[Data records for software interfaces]
━━━━━━━━━━━━━━━━━━━━
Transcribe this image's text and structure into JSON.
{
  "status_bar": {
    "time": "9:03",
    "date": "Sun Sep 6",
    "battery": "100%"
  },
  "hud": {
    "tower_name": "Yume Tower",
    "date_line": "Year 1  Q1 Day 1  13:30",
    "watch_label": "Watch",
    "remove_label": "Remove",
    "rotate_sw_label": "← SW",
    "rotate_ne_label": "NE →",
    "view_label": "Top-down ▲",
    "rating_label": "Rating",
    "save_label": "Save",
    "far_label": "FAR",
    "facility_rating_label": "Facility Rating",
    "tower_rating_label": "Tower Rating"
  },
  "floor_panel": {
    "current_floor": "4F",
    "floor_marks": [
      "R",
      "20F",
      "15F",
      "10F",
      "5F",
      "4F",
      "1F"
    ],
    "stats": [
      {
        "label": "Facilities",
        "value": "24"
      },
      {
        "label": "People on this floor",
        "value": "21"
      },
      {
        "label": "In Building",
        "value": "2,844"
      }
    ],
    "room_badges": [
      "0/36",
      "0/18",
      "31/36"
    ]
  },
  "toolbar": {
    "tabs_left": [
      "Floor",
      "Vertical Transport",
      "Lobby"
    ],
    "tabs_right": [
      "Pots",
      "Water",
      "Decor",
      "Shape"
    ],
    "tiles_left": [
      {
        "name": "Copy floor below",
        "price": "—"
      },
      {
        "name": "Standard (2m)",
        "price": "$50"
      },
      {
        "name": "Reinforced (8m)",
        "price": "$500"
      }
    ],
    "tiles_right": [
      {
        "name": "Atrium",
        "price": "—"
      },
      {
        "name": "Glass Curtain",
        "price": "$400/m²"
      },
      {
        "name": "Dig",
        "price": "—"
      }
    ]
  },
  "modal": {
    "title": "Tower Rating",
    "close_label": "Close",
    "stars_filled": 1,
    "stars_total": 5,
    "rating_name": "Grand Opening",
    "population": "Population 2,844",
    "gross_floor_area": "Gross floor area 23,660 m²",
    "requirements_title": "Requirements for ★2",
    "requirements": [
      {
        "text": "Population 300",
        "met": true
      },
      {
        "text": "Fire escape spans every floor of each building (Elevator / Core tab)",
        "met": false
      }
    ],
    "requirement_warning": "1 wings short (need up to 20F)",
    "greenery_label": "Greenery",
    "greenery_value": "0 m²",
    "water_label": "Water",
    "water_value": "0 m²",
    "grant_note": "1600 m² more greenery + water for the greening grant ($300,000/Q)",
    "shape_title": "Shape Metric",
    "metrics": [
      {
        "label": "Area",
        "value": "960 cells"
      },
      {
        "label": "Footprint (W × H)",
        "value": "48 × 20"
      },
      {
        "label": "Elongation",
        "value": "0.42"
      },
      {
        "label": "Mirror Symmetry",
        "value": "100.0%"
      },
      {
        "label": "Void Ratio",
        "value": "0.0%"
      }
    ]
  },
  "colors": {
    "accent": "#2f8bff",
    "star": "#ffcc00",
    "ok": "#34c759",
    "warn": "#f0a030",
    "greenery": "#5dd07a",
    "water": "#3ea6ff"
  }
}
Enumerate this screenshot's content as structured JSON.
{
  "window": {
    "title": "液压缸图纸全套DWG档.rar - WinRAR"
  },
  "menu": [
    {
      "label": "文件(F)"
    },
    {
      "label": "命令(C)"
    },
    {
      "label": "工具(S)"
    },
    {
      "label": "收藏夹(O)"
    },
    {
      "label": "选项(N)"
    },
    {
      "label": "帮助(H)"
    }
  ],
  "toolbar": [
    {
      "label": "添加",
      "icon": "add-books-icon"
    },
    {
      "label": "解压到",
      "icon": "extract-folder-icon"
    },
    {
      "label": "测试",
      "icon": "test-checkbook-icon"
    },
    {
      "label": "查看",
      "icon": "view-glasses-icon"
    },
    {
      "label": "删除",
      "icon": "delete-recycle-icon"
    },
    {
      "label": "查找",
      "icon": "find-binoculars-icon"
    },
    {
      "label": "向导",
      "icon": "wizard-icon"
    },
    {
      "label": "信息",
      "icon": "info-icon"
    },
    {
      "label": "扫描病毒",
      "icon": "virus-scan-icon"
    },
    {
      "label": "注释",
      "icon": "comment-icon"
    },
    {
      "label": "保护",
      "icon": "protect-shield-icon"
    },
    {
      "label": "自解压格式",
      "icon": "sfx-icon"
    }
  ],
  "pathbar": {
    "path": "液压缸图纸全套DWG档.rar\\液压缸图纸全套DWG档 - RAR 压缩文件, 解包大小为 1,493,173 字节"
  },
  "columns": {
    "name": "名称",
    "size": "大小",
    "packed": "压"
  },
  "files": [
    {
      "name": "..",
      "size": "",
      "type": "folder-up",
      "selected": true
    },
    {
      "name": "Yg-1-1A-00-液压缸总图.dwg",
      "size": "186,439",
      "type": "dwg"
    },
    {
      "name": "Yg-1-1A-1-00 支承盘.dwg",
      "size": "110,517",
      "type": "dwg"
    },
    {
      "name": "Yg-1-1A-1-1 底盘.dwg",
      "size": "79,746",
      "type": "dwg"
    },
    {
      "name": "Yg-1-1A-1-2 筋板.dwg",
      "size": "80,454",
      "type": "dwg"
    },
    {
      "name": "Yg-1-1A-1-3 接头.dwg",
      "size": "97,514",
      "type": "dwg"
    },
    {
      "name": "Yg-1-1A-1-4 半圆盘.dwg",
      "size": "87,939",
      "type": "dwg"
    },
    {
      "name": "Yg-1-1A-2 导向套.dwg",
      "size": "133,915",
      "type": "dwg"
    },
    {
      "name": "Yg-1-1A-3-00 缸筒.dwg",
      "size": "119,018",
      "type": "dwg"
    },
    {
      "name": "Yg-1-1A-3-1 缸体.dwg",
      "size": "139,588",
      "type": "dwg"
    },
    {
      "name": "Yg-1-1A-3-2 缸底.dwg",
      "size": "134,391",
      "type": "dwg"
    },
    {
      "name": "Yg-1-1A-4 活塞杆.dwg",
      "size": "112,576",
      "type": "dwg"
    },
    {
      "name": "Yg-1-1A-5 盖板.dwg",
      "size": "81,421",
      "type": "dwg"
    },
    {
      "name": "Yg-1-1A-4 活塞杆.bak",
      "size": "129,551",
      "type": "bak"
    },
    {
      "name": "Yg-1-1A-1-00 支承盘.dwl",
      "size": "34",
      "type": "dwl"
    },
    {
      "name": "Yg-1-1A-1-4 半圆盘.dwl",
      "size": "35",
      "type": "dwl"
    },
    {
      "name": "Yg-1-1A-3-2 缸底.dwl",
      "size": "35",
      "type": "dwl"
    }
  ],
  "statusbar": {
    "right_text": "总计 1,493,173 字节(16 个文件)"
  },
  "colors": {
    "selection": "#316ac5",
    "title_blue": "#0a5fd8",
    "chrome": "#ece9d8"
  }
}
━━━━━━━━━━━━━━━━━━━━
* [Your objective] Every line above with the string "folder" in it needs to be copied.

* [Solution]
      "icon": "extract-folder-icon"
      "type": "folder-up",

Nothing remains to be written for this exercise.